Figure content listings
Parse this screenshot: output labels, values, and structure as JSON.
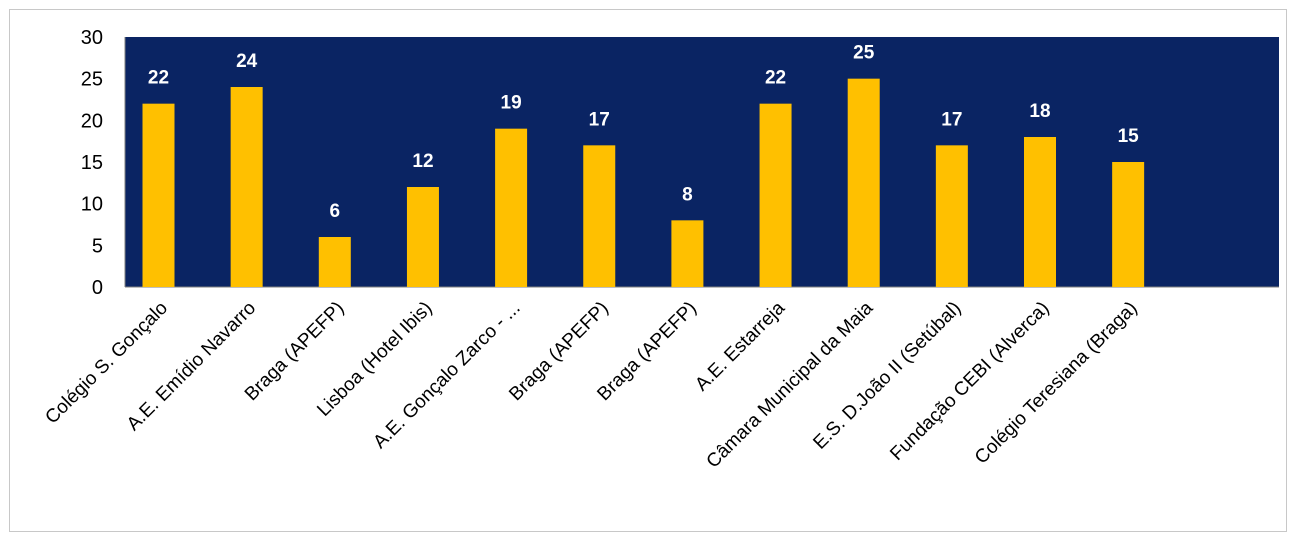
{
  "chart_data": {
    "type": "bar",
    "title": "",
    "xlabel": "",
    "ylabel": "",
    "ylim": [
      0,
      30
    ],
    "yticks": [
      0,
      5,
      10,
      15,
      20,
      25,
      30
    ],
    "grid": false,
    "legend": "none",
    "colors": {
      "plot_background": "#0a2463",
      "bar": "#ffc000",
      "data_label": "#ffffff"
    },
    "categories": [
      "Colégio S. Gonçalo",
      "A.E. Emídio Navarro",
      "Braga (APEFP)",
      "Lisboa (Hotel Ibis)",
      "A.E. Gonçalo Zarco - ...",
      "Braga (APEFP)",
      "Braga (APEFP)",
      "A.E. Estarreja",
      "Câmara Municipal da Maia",
      "E.S. D.João II (Setúbal)",
      "Fundação CEBI (Alverca)",
      "Colégio Teresiana (Braga)"
    ],
    "values": [
      22,
      24,
      6,
      12,
      19,
      17,
      8,
      22,
      25,
      17,
      18,
      15
    ]
  }
}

• What the exercise asks: Without the pictures, print the whole listing exactly as given.

• Solution to the problem:
Parse this screenshot: output labels, values, and structure as JSON.
{
  "chart_data": {
    "type": "bar",
    "title": "",
    "xlabel": "",
    "ylabel": "",
    "ylim": [
      0,
      30
    ],
    "yticks": [
      0,
      5,
      10,
      15,
      20,
      25,
      30
    ],
    "grid": false,
    "legend": "none",
    "colors": {
      "plot_background": "#0a2463",
      "bar": "#ffc000",
      "data_label": "#ffffff"
    },
    "categories": [
      "Colégio S. Gonçalo",
      "A.E. Emídio Navarro",
      "Braga (APEFP)",
      "Lisboa (Hotel Ibis)",
      "A.E. Gonçalo Zarco - ...",
      "Braga (APEFP)",
      "Braga (APEFP)",
      "A.E. Estarreja",
      "Câmara Municipal da Maia",
      "E.S. D.João II (Setúbal)",
      "Fundação CEBI (Alverca)",
      "Colégio Teresiana (Braga)"
    ],
    "values": [
      22,
      24,
      6,
      12,
      19,
      17,
      8,
      22,
      25,
      17,
      18,
      15
    ]
  }
}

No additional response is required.